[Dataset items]
_ _ _ _ _ _ _
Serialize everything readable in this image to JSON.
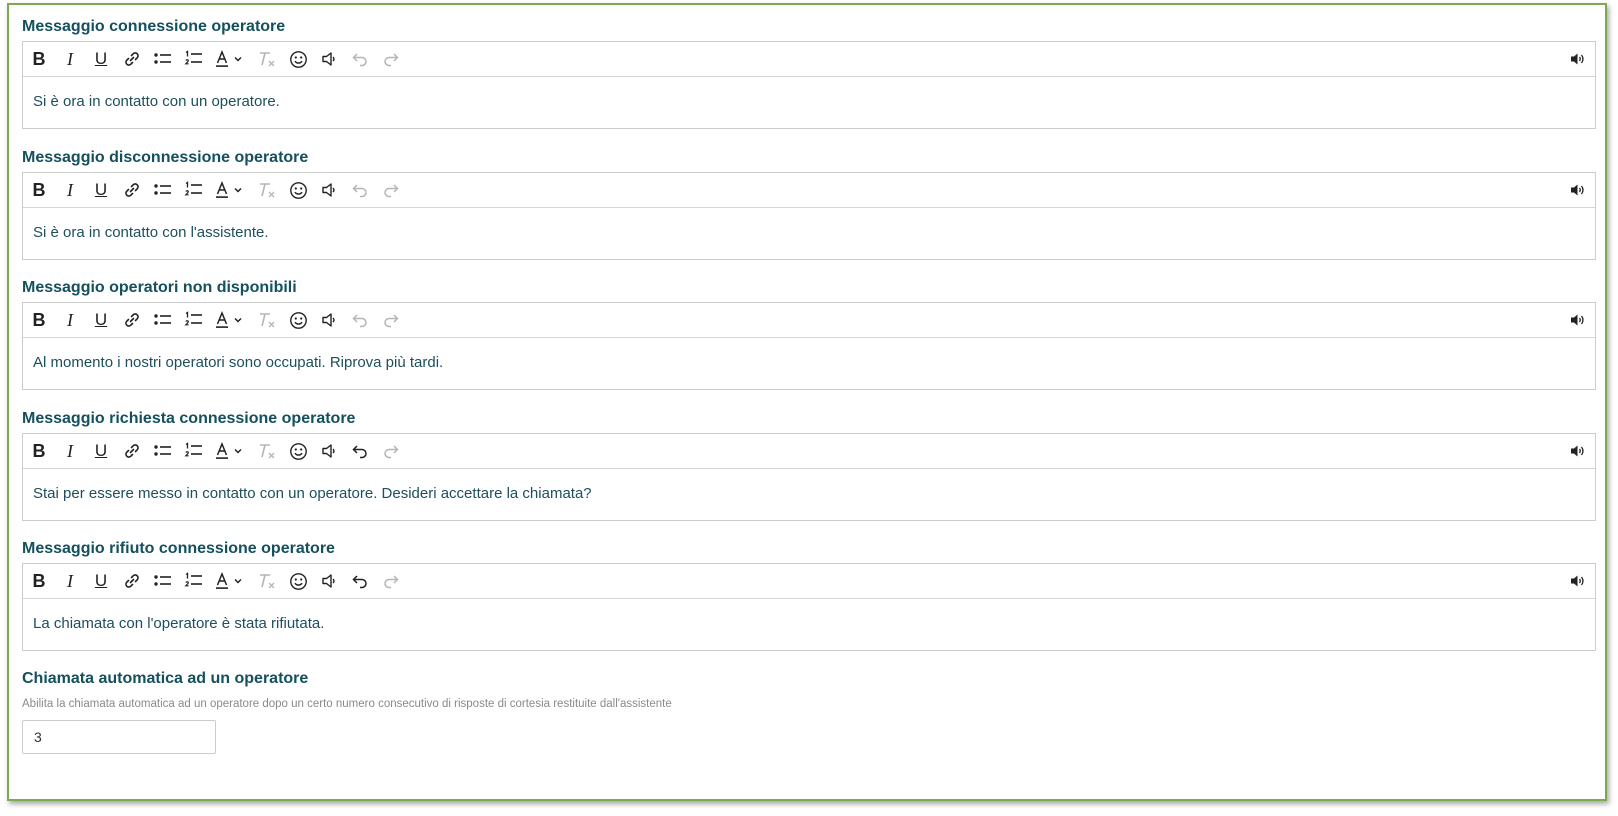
{
  "editors": [
    {
      "label": "Messaggio connessione operatore",
      "content": "Si è ora in contatto con un operatore.",
      "undo_enabled": false
    },
    {
      "label": "Messaggio disconnessione operatore",
      "content": "Si è ora in contatto con l'assistente.",
      "undo_enabled": false
    },
    {
      "label": "Messaggio operatori non disponibili",
      "content": "Al momento i nostri operatori sono occupati. Riprova più tardi.",
      "undo_enabled": false
    },
    {
      "label": "Messaggio richiesta connessione operatore",
      "content": "Stai per essere messo in contatto con un operatore. Desideri accettare la chiamata?",
      "undo_enabled": true
    },
    {
      "label": "Messaggio rifiuto connessione operatore",
      "content": "La chiamata con l'operatore è stata rifiutata.",
      "undo_enabled": true
    }
  ],
  "toolbar": {
    "bold": "B",
    "italic": "I",
    "underline": "U",
    "font_color": "A",
    "clear_format": "T",
    "icons": [
      "bold-icon",
      "italic-icon",
      "underline-icon",
      "link-icon",
      "bullet-list-icon",
      "numbered-list-icon",
      "font-color-icon",
      "clear-format-icon",
      "emoji-icon",
      "speaker-icon",
      "undo-icon",
      "redo-icon",
      "speaker-volume-icon"
    ]
  },
  "auto_call": {
    "label": "Chiamata automatica ad un operatore",
    "description": "Abilita la chiamata automatica ad un operatore dopo un certo numero consecutivo di risposte di cortesia restituite dall'assistente",
    "value": "3"
  },
  "colors": {
    "frame_border": "#7aab4e",
    "label": "#15505e",
    "content_text": "#1d4f5c",
    "disabled_icon": "#b5b5b5"
  }
}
_ _ _ _ _ _ _
Strip out the images, then output the records above word for word.

> Correct output:
Serialize everything readable in this image to JSON.
{
  "editors": [
    {
      "label": "Messaggio connessione operatore",
      "content": "Si è ora in contatto con un operatore.",
      "undo_enabled": false
    },
    {
      "label": "Messaggio disconnessione operatore",
      "content": "Si è ora in contatto con l'assistente.",
      "undo_enabled": false
    },
    {
      "label": "Messaggio operatori non disponibili",
      "content": "Al momento i nostri operatori sono occupati. Riprova più tardi.",
      "undo_enabled": false
    },
    {
      "label": "Messaggio richiesta connessione operatore",
      "content": "Stai per essere messo in contatto con un operatore. Desideri accettare la chiamata?",
      "undo_enabled": true
    },
    {
      "label": "Messaggio rifiuto connessione operatore",
      "content": "La chiamata con l'operatore è stata rifiutata.",
      "undo_enabled": true
    }
  ],
  "toolbar": {
    "bold": "B",
    "italic": "I",
    "underline": "U",
    "font_color": "A",
    "clear_format": "T",
    "icons": [
      "bold-icon",
      "italic-icon",
      "underline-icon",
      "link-icon",
      "bullet-list-icon",
      "numbered-list-icon",
      "font-color-icon",
      "clear-format-icon",
      "emoji-icon",
      "speaker-icon",
      "undo-icon",
      "redo-icon",
      "speaker-volume-icon"
    ]
  },
  "auto_call": {
    "label": "Chiamata automatica ad un operatore",
    "description": "Abilita la chiamata automatica ad un operatore dopo un certo numero consecutivo di risposte di cortesia restituite dall'assistente",
    "value": "3"
  },
  "colors": {
    "frame_border": "#7aab4e",
    "label": "#15505e",
    "content_text": "#1d4f5c",
    "disabled_icon": "#b5b5b5"
  }
}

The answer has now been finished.